═════ DATASET ROWS

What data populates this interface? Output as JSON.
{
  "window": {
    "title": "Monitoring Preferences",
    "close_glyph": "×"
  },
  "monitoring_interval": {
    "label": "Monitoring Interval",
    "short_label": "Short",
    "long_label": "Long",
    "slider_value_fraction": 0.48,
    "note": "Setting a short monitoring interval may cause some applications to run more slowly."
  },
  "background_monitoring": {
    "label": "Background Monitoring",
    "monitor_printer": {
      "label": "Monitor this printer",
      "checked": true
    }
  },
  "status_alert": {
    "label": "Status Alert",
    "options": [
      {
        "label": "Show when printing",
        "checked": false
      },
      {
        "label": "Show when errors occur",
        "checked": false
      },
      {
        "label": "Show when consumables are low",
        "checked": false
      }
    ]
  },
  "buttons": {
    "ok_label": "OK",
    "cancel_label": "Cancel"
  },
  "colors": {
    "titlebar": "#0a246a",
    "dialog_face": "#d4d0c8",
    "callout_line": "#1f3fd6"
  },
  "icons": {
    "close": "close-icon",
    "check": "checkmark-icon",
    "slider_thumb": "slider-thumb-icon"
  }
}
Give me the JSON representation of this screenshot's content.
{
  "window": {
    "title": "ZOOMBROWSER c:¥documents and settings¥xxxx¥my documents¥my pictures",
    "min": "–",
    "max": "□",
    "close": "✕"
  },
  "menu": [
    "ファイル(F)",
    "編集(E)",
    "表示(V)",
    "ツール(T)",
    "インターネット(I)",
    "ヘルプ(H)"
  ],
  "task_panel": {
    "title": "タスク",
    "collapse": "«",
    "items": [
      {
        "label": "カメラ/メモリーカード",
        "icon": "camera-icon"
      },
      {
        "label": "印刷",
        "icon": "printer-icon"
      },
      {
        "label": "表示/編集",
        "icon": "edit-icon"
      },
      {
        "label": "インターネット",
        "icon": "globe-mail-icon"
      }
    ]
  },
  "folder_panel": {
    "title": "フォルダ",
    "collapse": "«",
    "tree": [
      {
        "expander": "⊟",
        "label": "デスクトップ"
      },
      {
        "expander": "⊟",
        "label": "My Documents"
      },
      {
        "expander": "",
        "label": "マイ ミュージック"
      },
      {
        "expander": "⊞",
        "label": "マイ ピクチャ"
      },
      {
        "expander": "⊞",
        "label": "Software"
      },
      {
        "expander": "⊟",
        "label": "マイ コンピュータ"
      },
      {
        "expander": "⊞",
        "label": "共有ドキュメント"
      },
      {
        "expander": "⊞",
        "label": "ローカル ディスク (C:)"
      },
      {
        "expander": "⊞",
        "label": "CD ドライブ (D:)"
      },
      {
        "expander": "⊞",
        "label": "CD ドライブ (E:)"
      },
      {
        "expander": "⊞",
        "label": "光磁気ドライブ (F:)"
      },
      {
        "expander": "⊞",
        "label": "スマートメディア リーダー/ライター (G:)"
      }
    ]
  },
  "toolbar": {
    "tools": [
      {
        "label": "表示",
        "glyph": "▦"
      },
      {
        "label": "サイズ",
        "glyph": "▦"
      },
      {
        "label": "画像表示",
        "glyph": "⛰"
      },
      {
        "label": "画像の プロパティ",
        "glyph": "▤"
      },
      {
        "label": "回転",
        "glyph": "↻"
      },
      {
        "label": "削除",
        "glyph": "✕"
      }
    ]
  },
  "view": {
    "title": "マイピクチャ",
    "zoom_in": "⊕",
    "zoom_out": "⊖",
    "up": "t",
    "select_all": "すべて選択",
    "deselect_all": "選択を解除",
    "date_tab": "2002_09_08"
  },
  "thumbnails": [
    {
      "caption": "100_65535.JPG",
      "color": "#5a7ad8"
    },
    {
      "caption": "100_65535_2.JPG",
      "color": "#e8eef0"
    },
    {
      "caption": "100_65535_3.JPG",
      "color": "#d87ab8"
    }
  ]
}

══════════

Count how many lines above carry the word "when". Only the number is required.

3